Count the lines in the records below that contain the word "icon", and reply with only that number.

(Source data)

[START]

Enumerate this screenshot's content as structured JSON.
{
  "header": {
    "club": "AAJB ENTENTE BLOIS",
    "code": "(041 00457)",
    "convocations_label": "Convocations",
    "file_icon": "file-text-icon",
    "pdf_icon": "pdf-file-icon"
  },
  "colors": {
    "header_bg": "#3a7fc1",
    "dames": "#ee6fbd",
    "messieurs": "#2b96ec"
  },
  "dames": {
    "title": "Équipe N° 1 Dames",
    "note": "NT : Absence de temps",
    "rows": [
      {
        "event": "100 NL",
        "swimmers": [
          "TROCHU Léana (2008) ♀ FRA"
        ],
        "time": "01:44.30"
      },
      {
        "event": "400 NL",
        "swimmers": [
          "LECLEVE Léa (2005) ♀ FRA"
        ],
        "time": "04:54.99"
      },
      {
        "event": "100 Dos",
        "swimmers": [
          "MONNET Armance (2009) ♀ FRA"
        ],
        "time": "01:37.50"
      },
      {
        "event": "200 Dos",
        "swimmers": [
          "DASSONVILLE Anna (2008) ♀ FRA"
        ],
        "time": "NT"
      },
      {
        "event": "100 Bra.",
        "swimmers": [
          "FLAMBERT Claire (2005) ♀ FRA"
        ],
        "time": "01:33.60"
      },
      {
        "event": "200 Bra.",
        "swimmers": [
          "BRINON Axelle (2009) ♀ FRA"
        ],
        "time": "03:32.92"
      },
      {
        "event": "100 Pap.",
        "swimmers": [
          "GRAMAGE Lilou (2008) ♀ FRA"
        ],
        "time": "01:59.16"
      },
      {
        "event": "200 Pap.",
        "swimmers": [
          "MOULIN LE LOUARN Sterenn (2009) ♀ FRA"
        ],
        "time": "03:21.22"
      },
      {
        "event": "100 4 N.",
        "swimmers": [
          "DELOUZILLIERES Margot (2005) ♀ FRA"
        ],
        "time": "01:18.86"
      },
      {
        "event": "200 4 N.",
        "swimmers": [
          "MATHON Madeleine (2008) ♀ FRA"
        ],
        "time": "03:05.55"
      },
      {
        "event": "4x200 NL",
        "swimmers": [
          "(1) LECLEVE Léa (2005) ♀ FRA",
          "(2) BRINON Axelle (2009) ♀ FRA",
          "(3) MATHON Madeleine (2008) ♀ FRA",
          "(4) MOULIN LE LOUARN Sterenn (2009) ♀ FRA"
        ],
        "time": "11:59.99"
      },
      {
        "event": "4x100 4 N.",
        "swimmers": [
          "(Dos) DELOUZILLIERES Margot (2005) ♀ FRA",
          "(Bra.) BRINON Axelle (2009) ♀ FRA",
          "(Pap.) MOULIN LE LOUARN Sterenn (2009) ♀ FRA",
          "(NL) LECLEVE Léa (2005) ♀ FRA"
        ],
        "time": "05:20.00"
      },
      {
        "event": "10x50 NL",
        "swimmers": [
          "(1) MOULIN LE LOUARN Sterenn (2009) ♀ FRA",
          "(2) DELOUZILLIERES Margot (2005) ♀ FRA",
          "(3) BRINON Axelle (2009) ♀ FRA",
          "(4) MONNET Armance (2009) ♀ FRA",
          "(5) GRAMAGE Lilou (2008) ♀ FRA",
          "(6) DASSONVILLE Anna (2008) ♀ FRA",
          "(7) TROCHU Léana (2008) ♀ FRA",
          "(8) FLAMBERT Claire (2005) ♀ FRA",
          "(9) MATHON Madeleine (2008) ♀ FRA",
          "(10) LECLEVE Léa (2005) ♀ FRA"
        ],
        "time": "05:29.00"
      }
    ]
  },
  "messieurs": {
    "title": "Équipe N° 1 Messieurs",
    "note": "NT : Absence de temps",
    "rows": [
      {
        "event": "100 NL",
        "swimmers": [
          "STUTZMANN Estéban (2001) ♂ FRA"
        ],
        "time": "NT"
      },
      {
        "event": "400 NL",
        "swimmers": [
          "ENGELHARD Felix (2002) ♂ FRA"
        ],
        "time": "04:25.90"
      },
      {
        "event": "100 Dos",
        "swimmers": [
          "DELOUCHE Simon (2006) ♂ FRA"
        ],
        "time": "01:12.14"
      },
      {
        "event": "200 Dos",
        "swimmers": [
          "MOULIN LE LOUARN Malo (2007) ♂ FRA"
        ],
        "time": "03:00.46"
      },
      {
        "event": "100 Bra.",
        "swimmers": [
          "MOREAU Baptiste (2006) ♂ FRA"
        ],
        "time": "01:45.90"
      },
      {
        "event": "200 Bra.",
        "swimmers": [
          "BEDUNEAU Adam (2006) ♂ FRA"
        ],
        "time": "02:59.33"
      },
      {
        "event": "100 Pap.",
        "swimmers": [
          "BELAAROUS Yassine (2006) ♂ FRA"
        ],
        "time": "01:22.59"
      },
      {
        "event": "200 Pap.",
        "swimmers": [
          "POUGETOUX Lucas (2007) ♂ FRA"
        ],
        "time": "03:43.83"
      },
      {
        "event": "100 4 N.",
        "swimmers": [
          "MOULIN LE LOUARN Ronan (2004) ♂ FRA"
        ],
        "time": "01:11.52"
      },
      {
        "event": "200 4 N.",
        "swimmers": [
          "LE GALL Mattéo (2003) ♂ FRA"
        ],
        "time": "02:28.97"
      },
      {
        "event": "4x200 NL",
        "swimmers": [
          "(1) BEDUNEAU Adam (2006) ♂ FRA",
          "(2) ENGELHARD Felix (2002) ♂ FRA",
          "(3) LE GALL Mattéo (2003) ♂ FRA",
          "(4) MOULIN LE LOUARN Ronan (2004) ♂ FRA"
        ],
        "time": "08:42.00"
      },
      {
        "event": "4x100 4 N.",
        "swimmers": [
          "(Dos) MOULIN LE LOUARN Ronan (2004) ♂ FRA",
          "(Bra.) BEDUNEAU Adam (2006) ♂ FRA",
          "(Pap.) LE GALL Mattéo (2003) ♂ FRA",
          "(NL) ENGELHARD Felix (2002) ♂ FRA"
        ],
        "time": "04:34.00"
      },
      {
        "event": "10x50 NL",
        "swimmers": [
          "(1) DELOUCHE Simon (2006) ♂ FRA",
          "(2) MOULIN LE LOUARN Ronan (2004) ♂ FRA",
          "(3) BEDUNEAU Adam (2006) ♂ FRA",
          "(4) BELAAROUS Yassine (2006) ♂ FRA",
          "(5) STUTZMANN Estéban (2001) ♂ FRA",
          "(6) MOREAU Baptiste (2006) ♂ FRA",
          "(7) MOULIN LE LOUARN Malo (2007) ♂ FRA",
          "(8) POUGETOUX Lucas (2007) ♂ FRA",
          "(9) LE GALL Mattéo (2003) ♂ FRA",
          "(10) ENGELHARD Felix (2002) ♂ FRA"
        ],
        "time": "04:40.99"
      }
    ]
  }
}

[END]
[START]

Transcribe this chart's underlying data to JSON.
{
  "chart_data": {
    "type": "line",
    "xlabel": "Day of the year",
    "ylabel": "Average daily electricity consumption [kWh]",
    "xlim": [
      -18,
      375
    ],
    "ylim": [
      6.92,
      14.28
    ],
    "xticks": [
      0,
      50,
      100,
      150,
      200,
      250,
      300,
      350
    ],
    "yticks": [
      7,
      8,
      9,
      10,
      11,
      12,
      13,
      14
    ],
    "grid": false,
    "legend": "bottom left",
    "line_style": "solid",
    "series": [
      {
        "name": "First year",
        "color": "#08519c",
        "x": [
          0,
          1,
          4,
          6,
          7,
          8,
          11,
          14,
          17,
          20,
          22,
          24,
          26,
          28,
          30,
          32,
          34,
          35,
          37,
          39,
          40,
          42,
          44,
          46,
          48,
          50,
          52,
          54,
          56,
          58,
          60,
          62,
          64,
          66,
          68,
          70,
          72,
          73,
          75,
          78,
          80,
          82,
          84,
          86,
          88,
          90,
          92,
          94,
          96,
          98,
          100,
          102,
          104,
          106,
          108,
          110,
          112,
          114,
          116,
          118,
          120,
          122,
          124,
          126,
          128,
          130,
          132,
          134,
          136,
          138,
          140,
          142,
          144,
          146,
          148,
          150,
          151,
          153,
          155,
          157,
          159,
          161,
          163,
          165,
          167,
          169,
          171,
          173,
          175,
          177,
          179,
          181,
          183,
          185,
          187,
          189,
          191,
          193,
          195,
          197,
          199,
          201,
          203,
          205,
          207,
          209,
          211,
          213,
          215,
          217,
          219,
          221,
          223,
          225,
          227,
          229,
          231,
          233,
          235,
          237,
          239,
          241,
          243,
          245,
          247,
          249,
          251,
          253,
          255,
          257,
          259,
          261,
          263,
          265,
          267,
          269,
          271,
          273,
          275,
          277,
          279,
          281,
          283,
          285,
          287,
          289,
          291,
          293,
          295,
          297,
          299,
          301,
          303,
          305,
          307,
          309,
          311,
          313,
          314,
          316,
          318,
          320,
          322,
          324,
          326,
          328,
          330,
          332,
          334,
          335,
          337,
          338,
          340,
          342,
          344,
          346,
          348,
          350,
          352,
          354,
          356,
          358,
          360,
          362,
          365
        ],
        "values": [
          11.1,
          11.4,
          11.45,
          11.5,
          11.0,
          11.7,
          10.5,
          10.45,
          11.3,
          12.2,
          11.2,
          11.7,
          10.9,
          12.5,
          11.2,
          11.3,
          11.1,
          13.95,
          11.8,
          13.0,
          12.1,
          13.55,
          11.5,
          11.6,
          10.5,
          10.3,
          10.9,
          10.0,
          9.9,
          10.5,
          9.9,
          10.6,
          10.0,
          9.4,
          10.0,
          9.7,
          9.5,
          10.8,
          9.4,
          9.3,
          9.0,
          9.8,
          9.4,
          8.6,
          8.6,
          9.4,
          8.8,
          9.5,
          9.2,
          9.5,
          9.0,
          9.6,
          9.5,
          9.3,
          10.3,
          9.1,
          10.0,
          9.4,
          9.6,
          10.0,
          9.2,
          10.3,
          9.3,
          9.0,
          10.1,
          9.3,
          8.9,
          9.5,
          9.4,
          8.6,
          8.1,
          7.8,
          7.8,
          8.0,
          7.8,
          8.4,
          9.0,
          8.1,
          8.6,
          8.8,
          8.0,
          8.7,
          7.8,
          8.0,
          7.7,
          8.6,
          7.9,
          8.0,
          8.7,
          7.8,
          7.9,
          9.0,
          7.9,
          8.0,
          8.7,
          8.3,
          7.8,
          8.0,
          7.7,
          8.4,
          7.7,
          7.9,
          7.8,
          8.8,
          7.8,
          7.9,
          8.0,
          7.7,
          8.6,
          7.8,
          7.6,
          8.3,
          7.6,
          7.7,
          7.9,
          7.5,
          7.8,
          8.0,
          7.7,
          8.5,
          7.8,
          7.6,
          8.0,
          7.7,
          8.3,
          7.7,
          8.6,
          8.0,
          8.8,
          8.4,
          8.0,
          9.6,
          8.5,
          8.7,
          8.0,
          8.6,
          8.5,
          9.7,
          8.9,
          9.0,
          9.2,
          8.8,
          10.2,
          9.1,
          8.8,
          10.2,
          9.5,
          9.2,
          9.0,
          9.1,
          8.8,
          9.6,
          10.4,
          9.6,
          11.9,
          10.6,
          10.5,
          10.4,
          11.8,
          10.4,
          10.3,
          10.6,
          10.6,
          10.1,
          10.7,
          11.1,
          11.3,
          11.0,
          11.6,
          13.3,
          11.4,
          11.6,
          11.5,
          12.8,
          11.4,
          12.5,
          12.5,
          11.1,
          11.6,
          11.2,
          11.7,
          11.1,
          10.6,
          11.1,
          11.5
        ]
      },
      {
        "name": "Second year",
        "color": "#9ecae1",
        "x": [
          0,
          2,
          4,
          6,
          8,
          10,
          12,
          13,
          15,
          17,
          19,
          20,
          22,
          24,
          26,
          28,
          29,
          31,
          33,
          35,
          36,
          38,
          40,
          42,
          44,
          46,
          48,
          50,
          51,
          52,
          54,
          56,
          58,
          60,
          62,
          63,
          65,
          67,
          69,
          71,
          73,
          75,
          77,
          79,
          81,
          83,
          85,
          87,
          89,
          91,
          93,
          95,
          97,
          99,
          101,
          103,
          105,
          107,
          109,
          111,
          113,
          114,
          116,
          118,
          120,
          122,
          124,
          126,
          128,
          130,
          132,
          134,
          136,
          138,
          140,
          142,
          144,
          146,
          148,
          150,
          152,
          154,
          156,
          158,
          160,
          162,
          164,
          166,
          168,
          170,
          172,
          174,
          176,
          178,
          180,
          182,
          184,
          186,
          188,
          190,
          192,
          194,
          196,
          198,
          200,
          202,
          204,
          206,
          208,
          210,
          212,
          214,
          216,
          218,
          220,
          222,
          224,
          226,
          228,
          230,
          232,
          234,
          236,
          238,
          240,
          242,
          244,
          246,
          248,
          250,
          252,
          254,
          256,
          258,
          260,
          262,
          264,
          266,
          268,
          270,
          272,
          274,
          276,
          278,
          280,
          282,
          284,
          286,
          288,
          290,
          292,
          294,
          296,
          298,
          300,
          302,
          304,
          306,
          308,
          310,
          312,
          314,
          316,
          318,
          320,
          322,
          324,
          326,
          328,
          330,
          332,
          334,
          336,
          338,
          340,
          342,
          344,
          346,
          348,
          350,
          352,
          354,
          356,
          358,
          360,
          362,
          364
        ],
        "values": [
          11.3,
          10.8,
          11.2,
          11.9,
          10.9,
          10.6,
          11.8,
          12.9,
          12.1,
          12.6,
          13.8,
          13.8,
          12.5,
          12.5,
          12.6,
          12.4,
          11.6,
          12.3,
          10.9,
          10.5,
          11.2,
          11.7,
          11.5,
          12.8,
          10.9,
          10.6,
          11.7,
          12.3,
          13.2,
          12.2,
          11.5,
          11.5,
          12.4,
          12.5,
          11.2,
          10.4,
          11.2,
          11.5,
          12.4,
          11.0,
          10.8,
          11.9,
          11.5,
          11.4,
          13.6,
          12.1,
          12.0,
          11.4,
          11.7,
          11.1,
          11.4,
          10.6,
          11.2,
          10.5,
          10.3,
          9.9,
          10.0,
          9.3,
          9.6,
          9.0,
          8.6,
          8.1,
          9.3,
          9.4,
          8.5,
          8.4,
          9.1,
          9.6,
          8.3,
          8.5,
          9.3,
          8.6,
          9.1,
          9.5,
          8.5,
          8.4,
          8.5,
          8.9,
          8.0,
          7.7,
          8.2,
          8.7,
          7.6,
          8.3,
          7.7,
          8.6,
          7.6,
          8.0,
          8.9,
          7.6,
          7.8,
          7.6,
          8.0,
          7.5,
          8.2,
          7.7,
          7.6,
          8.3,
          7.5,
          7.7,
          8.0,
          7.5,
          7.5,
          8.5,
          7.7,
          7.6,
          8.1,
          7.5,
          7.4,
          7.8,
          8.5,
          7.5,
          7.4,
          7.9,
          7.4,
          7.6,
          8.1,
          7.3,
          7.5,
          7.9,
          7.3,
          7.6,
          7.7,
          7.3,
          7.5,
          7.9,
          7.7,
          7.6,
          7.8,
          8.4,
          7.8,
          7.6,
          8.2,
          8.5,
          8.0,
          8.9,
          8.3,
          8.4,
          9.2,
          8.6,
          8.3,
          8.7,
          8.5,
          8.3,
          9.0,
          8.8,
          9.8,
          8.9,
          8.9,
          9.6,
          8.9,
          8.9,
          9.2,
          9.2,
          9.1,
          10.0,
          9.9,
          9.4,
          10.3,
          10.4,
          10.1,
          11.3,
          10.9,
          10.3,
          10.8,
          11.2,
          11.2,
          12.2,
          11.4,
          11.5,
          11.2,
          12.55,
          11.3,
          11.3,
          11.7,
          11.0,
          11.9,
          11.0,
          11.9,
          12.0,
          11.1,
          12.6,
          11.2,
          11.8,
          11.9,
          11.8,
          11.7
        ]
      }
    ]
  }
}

[END]

*OUTPUT FOR THIS EXERCISE:* 2